• _AIM OF THE TASK_
Word for word, restate all of the entries.

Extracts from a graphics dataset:
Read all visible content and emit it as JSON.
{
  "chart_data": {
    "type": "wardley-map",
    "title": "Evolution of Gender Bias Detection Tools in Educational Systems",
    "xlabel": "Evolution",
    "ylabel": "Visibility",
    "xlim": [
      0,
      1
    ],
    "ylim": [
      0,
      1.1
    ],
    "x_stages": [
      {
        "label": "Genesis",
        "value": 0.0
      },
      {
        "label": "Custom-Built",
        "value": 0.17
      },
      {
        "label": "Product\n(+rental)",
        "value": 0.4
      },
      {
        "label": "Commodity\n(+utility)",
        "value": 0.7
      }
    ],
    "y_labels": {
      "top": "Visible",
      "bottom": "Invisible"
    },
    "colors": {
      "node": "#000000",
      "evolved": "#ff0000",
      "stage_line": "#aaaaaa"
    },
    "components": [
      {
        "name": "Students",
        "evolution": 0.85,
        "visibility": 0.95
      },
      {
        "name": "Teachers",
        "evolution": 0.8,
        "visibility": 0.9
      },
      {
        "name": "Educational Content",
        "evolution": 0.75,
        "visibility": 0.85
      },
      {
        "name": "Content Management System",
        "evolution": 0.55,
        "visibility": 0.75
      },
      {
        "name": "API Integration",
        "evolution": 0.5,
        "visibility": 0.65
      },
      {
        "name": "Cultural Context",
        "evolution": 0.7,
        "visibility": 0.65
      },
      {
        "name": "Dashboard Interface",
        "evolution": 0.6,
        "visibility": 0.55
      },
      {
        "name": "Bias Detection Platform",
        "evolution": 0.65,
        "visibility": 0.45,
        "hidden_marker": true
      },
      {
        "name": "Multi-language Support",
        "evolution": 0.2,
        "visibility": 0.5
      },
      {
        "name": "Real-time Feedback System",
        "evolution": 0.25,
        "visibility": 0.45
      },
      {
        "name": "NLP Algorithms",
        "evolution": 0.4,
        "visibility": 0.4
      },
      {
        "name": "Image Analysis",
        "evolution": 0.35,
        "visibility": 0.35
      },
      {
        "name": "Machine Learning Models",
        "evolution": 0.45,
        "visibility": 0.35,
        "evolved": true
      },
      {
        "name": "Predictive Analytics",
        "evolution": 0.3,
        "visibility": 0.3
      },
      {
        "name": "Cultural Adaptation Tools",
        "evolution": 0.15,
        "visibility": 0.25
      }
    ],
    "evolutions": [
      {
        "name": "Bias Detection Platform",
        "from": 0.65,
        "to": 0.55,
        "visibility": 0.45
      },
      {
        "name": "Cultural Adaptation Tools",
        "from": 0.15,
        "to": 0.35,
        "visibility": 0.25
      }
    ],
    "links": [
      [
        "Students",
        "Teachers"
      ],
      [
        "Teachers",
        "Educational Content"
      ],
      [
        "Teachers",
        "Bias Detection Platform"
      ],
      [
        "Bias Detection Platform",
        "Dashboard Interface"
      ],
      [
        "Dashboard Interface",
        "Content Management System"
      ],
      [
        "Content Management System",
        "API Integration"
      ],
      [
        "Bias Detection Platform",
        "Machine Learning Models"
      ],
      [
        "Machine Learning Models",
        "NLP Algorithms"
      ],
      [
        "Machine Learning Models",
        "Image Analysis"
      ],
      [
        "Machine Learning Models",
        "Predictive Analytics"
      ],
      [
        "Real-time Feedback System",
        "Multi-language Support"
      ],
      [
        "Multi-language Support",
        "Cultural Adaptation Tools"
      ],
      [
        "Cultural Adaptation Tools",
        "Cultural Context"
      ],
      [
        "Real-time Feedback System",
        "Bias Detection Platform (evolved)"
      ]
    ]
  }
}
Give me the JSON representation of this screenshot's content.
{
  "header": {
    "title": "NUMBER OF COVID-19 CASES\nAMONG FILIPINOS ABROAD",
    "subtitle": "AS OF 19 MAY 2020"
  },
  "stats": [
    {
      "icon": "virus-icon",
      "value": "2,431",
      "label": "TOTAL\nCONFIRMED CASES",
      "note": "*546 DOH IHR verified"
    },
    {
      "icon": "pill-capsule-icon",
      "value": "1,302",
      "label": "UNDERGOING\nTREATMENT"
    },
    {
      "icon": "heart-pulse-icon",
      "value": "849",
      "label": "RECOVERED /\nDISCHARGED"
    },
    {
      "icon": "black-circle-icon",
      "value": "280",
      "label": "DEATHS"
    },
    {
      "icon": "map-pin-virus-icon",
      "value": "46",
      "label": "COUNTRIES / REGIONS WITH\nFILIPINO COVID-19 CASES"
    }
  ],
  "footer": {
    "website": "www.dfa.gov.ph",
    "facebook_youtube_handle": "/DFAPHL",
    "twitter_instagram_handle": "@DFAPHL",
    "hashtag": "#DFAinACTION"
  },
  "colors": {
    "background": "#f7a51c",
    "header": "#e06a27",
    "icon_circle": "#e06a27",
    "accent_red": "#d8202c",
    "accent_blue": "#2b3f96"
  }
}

• _WRITTEN ANSWER_
Read all visible content and emit it as JSON.
{
  "chart_data": {
    "type": "wardley-map",
    "title": "Evolution of Gender Bias Detection Tools in Educational Systems",
    "xlabel": "Evolution",
    "ylabel": "Visibility",
    "xlim": [
      0,
      1
    ],
    "ylim": [
      0,
      1.1
    ],
    "x_stages": [
      {
        "label": "Genesis",
        "value": 0.0
      },
      {
        "label": "Custom-Built",
        "value": 0.17
      },
      {
        "label": "Product\n(+rental)",
        "value": 0.4
      },
      {
        "label": "Commodity\n(+utility)",
        "value": 0.7
      }
    ],
    "y_labels": {
      "top": "Visible",
      "bottom": "Invisible"
    },
    "colors": {
      "node": "#000000",
      "evolved": "#ff0000",
      "stage_line": "#aaaaaa"
    },
    "components": [
      {
        "name": "Students",
        "evolution": 0.85,
        "visibility": 0.95
      },
      {
        "name": "Teachers",
        "evolution": 0.8,
        "visibility": 0.9
      },
      {
        "name": "Educational Content",
        "evolution": 0.75,
        "visibility": 0.85
      },
      {
        "name": "Content Management System",
        "evolution": 0.55,
        "visibility": 0.75
      },
      {
        "name": "API Integration",
        "evolution": 0.5,
        "visibility": 0.65
      },
      {
        "name": "Cultural Context",
        "evolution": 0.7,
        "visibility": 0.65
      },
      {
        "name": "Dashboard Interface",
        "evolution": 0.6,
        "visibility": 0.55
      },
      {
        "name": "Bias Detection Platform",
        "evolution": 0.65,
        "visibility": 0.45,
        "hidden_marker": true
      },
      {
        "name": "Multi-language Support",
        "evolution": 0.2,
        "visibility": 0.5
      },
      {
        "name": "Real-time Feedback System",
        "evolution": 0.25,
        "visibility": 0.45
      },
      {
        "name": "NLP Algorithms",
        "evolution": 0.4,
        "visibility": 0.4
      },
      {
        "name": "Image Analysis",
        "evolution": 0.35,
        "visibility": 0.35
      },
      {
        "name": "Machine Learning Models",
        "evolution": 0.45,
        "visibility": 0.35,
        "evolved": true
      },
      {
        "name": "Predictive Analytics",
        "evolution": 0.3,
        "visibility": 0.3
      },
      {
        "name": "Cultural Adaptation Tools",
        "evolution": 0.15,
        "visibility": 0.25
      }
    ],
    "evolutions": [
      {
        "name": "Bias Detection Platform",
        "from": 0.65,
        "to": 0.55,
        "visibility": 0.45
      },
      {
        "name": "Cultural Adaptation Tools",
        "from": 0.15,
        "to": 0.35,
        "visibility": 0.25
      }
    ],
    "links": [
      [
        "Students",
        "Teachers"
      ],
      [
        "Teachers",
        "Educational Content"
      ],
      [
        "Teachers",
        "Bias Detection Platform"
      ],
      [
        "Bias Detection Platform",
        "Dashboard Interface"
      ],
      [
        "Dashboard Interface",
        "Content Management System"
      ],
      [
        "Content Management System",
        "API Integration"
      ],
      [
        "Bias Detection Platform",
        "Machine Learning Models"
      ],
      [
        "Machine Learning Models",
        "NLP Algorithms"
      ],
      [
        "Machine Learning Models",
        "Image Analysis"
      ],
      [
        "Machine Learning Models",
        "Predictive Analytics"
      ],
      [
        "Real-time Feedback System",
        "Multi-language Support"
      ],
      [
        "Multi-language Support",
        "Cultural Adaptation Tools"
      ],
      [
        "Cultural Adaptation Tools",
        "Cultural Context"
      ],
      [
        "Real-time Feedback System",
        "Bias Detection Platform (evolved)"
      ]
    ]
  }
}
Give me the JSON representation of this screenshot's content.
{
  "header": {
    "title": "NUMBER OF COVID-19 CASES\nAMONG FILIPINOS ABROAD",
    "subtitle": "AS OF 19 MAY 2020"
  },
  "stats": [
    {
      "icon": "virus-icon",
      "value": "2,431",
      "label": "TOTAL\nCONFIRMED CASES",
      "note": "*546 DOH IHR verified"
    },
    {
      "icon": "pill-capsule-icon",
      "value": "1,302",
      "label": "UNDERGOING\nTREATMENT"
    },
    {
      "icon": "heart-pulse-icon",
      "value": "849",
      "label": "RECOVERED /\nDISCHARGED"
    },
    {
      "icon": "black-circle-icon",
      "value": "280",
      "label": "DEATHS"
    },
    {
      "icon": "map-pin-virus-icon",
      "value": "46",
      "label": "COUNTRIES / REGIONS WITH\nFILIPINO COVID-19 CASES"
    }
  ],
  "footer": {
    "website": "www.dfa.gov.ph",
    "facebook_youtube_handle": "/DFAPHL",
    "twitter_instagram_handle": "@DFAPHL",
    "hashtag": "#DFAinACTION"
  },
  "colors": {
    "background": "#f7a51c",
    "header": "#e06a27",
    "icon_circle": "#e06a27",
    "accent_red": "#d8202c",
    "accent_blue": "#2b3f96"
  }
}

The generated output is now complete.